** Begin Entries supplied **

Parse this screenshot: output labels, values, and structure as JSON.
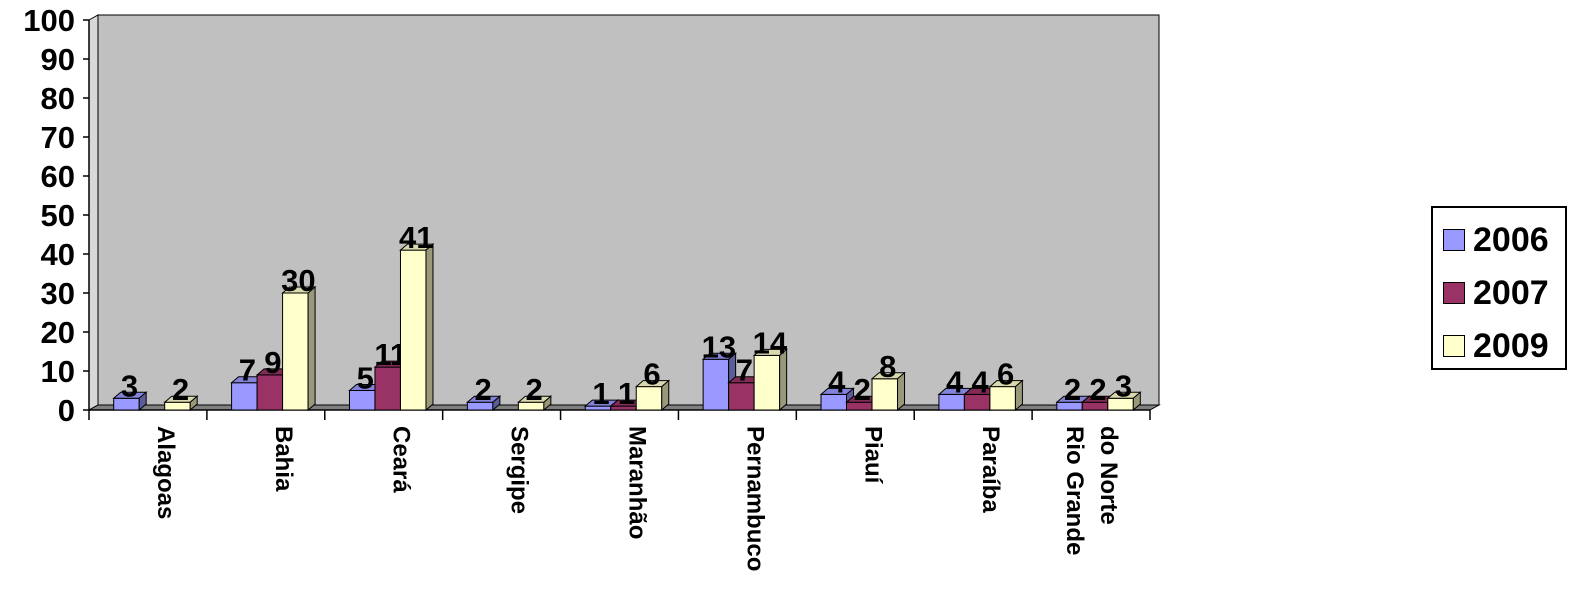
{
  "chart_data": {
    "type": "bar",
    "categories": [
      "Alagoas",
      "Bahia",
      "Ceará",
      "Sergipe",
      "Maranhão",
      "Pernambuco",
      "Piauí",
      "Paraíba",
      "Rio Grande do Norte"
    ],
    "category_lines": [
      [
        "Alagoas"
      ],
      [
        "Bahia"
      ],
      [
        "Ceará"
      ],
      [
        "Sergipe"
      ],
      [
        "Maranhão"
      ],
      [
        "Pernambuco"
      ],
      [
        "Piauí"
      ],
      [
        "Paraíba"
      ],
      [
        "Rio Grande",
        "do Norte"
      ]
    ],
    "series": [
      {
        "name": "2006",
        "color": "#9999FF",
        "values": [
          3,
          7,
          5,
          2,
          1,
          13,
          4,
          4,
          2
        ]
      },
      {
        "name": "2007",
        "color": "#993366",
        "values": [
          0,
          9,
          11,
          0,
          1,
          7,
          2,
          4,
          2
        ]
      },
      {
        "name": "2009",
        "color": "#FFFFCC",
        "values": [
          2,
          30,
          41,
          2,
          6,
          14,
          8,
          6,
          3
        ]
      }
    ],
    "value_labels": [
      [
        "3",
        "7",
        "5",
        "2",
        "1",
        "13",
        "4",
        "4",
        "2"
      ],
      [
        "",
        "9",
        "11",
        "",
        "1",
        "7",
        "2",
        "4",
        "2"
      ],
      [
        "2",
        "30",
        "41",
        "2",
        "6",
        "14",
        "8",
        "6",
        "3"
      ]
    ],
    "yticks": [
      "0",
      "10",
      "20",
      "30",
      "40",
      "50",
      "60",
      "70",
      "80",
      "90",
      "100"
    ],
    "ylim": [
      0,
      100
    ],
    "style": "3d-clustered-column",
    "wall_color": "#C0C0C0",
    "legend_position": "right",
    "grid": false
  }
}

** End Entries supplied **

#### [What to do]
Transcribe the material as is, with images omitted.

#### [Completed exercise]
Parse this screenshot: output labels, values, and structure as JSON.
{
  "chart_data": {
    "type": "bar",
    "categories": [
      "Alagoas",
      "Bahia",
      "Ceará",
      "Sergipe",
      "Maranhão",
      "Pernambuco",
      "Piauí",
      "Paraíba",
      "Rio Grande do Norte"
    ],
    "category_lines": [
      [
        "Alagoas"
      ],
      [
        "Bahia"
      ],
      [
        "Ceará"
      ],
      [
        "Sergipe"
      ],
      [
        "Maranhão"
      ],
      [
        "Pernambuco"
      ],
      [
        "Piauí"
      ],
      [
        "Paraíba"
      ],
      [
        "Rio Grande",
        "do Norte"
      ]
    ],
    "series": [
      {
        "name": "2006",
        "color": "#9999FF",
        "values": [
          3,
          7,
          5,
          2,
          1,
          13,
          4,
          4,
          2
        ]
      },
      {
        "name": "2007",
        "color": "#993366",
        "values": [
          0,
          9,
          11,
          0,
          1,
          7,
          2,
          4,
          2
        ]
      },
      {
        "name": "2009",
        "color": "#FFFFCC",
        "values": [
          2,
          30,
          41,
          2,
          6,
          14,
          8,
          6,
          3
        ]
      }
    ],
    "value_labels": [
      [
        "3",
        "7",
        "5",
        "2",
        "1",
        "13",
        "4",
        "4",
        "2"
      ],
      [
        "",
        "9",
        "11",
        "",
        "1",
        "7",
        "2",
        "4",
        "2"
      ],
      [
        "2",
        "30",
        "41",
        "2",
        "6",
        "14",
        "8",
        "6",
        "3"
      ]
    ],
    "yticks": [
      "0",
      "10",
      "20",
      "30",
      "40",
      "50",
      "60",
      "70",
      "80",
      "90",
      "100"
    ],
    "ylim": [
      0,
      100
    ],
    "style": "3d-clustered-column",
    "wall_color": "#C0C0C0",
    "legend_position": "right",
    "grid": false
  }
}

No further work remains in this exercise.